[start]
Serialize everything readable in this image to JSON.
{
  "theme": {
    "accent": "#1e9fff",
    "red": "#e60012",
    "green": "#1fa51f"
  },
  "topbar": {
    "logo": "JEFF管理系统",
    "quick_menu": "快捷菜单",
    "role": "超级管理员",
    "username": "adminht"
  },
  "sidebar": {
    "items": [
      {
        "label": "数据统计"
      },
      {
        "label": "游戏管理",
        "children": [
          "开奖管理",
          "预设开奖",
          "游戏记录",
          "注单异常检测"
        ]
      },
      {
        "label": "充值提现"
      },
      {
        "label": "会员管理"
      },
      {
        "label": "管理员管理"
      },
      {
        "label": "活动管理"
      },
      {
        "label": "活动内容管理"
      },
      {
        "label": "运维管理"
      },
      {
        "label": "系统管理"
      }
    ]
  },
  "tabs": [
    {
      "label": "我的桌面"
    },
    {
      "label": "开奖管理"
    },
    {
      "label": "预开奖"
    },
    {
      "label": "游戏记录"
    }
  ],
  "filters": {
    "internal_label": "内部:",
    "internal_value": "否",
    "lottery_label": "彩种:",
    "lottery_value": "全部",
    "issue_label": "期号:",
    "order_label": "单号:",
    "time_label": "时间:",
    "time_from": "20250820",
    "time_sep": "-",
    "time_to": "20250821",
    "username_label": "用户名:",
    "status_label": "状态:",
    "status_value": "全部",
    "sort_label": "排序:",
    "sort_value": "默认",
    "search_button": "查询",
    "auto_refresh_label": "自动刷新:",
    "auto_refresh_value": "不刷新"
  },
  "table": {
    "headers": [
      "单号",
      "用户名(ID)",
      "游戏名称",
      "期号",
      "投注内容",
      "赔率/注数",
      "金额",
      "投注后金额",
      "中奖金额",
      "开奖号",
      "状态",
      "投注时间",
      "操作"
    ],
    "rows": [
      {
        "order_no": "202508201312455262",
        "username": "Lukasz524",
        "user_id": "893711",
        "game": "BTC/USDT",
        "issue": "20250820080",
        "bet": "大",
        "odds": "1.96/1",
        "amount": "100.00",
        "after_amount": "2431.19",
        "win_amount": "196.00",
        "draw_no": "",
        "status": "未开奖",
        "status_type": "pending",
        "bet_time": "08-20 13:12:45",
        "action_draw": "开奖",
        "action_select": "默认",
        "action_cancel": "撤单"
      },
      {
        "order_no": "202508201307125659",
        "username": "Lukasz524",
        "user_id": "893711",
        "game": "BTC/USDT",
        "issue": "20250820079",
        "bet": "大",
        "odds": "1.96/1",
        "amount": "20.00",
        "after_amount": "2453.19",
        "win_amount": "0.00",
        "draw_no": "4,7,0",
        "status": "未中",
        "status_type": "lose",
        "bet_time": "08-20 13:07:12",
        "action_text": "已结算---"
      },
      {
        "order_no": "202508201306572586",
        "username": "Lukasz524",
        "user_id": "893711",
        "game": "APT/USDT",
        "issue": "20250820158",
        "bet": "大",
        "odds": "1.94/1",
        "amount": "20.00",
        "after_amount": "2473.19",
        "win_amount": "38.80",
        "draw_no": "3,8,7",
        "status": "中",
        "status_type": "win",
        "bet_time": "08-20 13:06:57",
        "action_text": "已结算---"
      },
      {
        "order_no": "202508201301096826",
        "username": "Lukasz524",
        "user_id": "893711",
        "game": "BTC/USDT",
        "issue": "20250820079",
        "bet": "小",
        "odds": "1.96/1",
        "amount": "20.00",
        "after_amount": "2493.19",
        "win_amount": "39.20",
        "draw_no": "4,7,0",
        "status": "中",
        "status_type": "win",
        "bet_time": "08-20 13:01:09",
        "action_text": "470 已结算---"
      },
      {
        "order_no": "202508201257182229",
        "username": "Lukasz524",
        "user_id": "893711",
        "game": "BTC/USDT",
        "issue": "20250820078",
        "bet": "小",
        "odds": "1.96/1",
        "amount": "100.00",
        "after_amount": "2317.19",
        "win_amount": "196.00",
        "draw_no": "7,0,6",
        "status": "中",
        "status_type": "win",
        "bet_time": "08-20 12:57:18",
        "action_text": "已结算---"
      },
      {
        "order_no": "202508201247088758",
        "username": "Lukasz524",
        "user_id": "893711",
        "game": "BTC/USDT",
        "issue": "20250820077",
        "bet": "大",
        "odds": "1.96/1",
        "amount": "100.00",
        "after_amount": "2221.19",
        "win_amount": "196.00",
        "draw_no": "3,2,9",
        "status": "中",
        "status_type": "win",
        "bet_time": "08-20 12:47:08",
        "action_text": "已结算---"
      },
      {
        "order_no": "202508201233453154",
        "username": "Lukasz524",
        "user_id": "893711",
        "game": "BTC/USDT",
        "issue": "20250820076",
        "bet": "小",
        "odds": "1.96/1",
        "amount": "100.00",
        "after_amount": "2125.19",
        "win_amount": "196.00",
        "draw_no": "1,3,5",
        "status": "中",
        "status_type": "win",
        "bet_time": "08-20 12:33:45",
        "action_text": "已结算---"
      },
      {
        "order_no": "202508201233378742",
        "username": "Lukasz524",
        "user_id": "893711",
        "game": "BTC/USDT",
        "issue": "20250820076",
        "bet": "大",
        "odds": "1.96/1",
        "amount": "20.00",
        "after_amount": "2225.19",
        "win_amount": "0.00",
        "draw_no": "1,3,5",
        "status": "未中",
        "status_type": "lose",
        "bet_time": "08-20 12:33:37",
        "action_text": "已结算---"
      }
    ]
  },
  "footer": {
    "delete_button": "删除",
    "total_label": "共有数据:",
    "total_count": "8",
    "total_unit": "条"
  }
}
[end]
Stated exercise:
Output the lines above verbatim and in full.

Full response:
Serialize everything readable in this image to JSON.
{
  "theme": {
    "accent": "#1e9fff",
    "red": "#e60012",
    "green": "#1fa51f"
  },
  "topbar": {
    "logo": "JEFF管理系统",
    "quick_menu": "快捷菜单",
    "role": "超级管理员",
    "username": "adminht"
  },
  "sidebar": {
    "items": [
      {
        "label": "数据统计"
      },
      {
        "label": "游戏管理",
        "children": [
          "开奖管理",
          "预设开奖",
          "游戏记录",
          "注单异常检测"
        ]
      },
      {
        "label": "充值提现"
      },
      {
        "label": "会员管理"
      },
      {
        "label": "管理员管理"
      },
      {
        "label": "活动管理"
      },
      {
        "label": "活动内容管理"
      },
      {
        "label": "运维管理"
      },
      {
        "label": "系统管理"
      }
    ]
  },
  "tabs": [
    {
      "label": "我的桌面"
    },
    {
      "label": "开奖管理"
    },
    {
      "label": "预开奖"
    },
    {
      "label": "游戏记录"
    }
  ],
  "filters": {
    "internal_label": "内部:",
    "internal_value": "否",
    "lottery_label": "彩种:",
    "lottery_value": "全部",
    "issue_label": "期号:",
    "order_label": "单号:",
    "time_label": "时间:",
    "time_from": "20250820",
    "time_sep": "-",
    "time_to": "20250821",
    "username_label": "用户名:",
    "status_label": "状态:",
    "status_value": "全部",
    "sort_label": "排序:",
    "sort_value": "默认",
    "search_button": "查询",
    "auto_refresh_label": "自动刷新:",
    "auto_refresh_value": "不刷新"
  },
  "table": {
    "headers": [
      "单号",
      "用户名(ID)",
      "游戏名称",
      "期号",
      "投注内容",
      "赔率/注数",
      "金额",
      "投注后金额",
      "中奖金额",
      "开奖号",
      "状态",
      "投注时间",
      "操作"
    ],
    "rows": [
      {
        "order_no": "202508201312455262",
        "username": "Lukasz524",
        "user_id": "893711",
        "game": "BTC/USDT",
        "issue": "20250820080",
        "bet": "大",
        "odds": "1.96/1",
        "amount": "100.00",
        "after_amount": "2431.19",
        "win_amount": "196.00",
        "draw_no": "",
        "status": "未开奖",
        "status_type": "pending",
        "bet_time": "08-20 13:12:45",
        "action_draw": "开奖",
        "action_select": "默认",
        "action_cancel": "撤单"
      },
      {
        "order_no": "202508201307125659",
        "username": "Lukasz524",
        "user_id": "893711",
        "game": "BTC/USDT",
        "issue": "20250820079",
        "bet": "大",
        "odds": "1.96/1",
        "amount": "20.00",
        "after_amount": "2453.19",
        "win_amount": "0.00",
        "draw_no": "4,7,0",
        "status": "未中",
        "status_type": "lose",
        "bet_time": "08-20 13:07:12",
        "action_text": "已结算---"
      },
      {
        "order_no": "202508201306572586",
        "username": "Lukasz524",
        "user_id": "893711",
        "game": "APT/USDT",
        "issue": "20250820158",
        "bet": "大",
        "odds": "1.94/1",
        "amount": "20.00",
        "after_amount": "2473.19",
        "win_amount": "38.80",
        "draw_no": "3,8,7",
        "status": "中",
        "status_type": "win",
        "bet_time": "08-20 13:06:57",
        "action_text": "已结算---"
      },
      {
        "order_no": "202508201301096826",
        "username": "Lukasz524",
        "user_id": "893711",
        "game": "BTC/USDT",
        "issue": "20250820079",
        "bet": "小",
        "odds": "1.96/1",
        "amount": "20.00",
        "after_amount": "2493.19",
        "win_amount": "39.20",
        "draw_no": "4,7,0",
        "status": "中",
        "status_type": "win",
        "bet_time": "08-20 13:01:09",
        "action_text": "470 已结算---"
      },
      {
        "order_no": "202508201257182229",
        "username": "Lukasz524",
        "user_id": "893711",
        "game": "BTC/USDT",
        "issue": "20250820078",
        "bet": "小",
        "odds": "1.96/1",
        "amount": "100.00",
        "after_amount": "2317.19",
        "win_amount": "196.00",
        "draw_no": "7,0,6",
        "status": "中",
        "status_type": "win",
        "bet_time": "08-20 12:57:18",
        "action_text": "已结算---"
      },
      {
        "order_no": "202508201247088758",
        "username": "Lukasz524",
        "user_id": "893711",
        "game": "BTC/USDT",
        "issue": "20250820077",
        "bet": "大",
        "odds": "1.96/1",
        "amount": "100.00",
        "after_amount": "2221.19",
        "win_amount": "196.00",
        "draw_no": "3,2,9",
        "status": "中",
        "status_type": "win",
        "bet_time": "08-20 12:47:08",
        "action_text": "已结算---"
      },
      {
        "order_no": "202508201233453154",
        "username": "Lukasz524",
        "user_id": "893711",
        "game": "BTC/USDT",
        "issue": "20250820076",
        "bet": "小",
        "odds": "1.96/1",
        "amount": "100.00",
        "after_amount": "2125.19",
        "win_amount": "196.00",
        "draw_no": "1,3,5",
        "status": "中",
        "status_type": "win",
        "bet_time": "08-20 12:33:45",
        "action_text": "已结算---"
      },
      {
        "order_no": "202508201233378742",
        "username": "Lukasz524",
        "user_id": "893711",
        "game": "BTC/USDT",
        "issue": "20250820076",
        "bet": "大",
        "odds": "1.96/1",
        "amount": "20.00",
        "after_amount": "2225.19",
        "win_amount": "0.00",
        "draw_no": "1,3,5",
        "status": "未中",
        "status_type": "lose",
        "bet_time": "08-20 12:33:37",
        "action_text": "已结算---"
      }
    ]
  },
  "footer": {
    "delete_button": "删除",
    "total_label": "共有数据:",
    "total_count": "8",
    "total_unit": "条"
  }
}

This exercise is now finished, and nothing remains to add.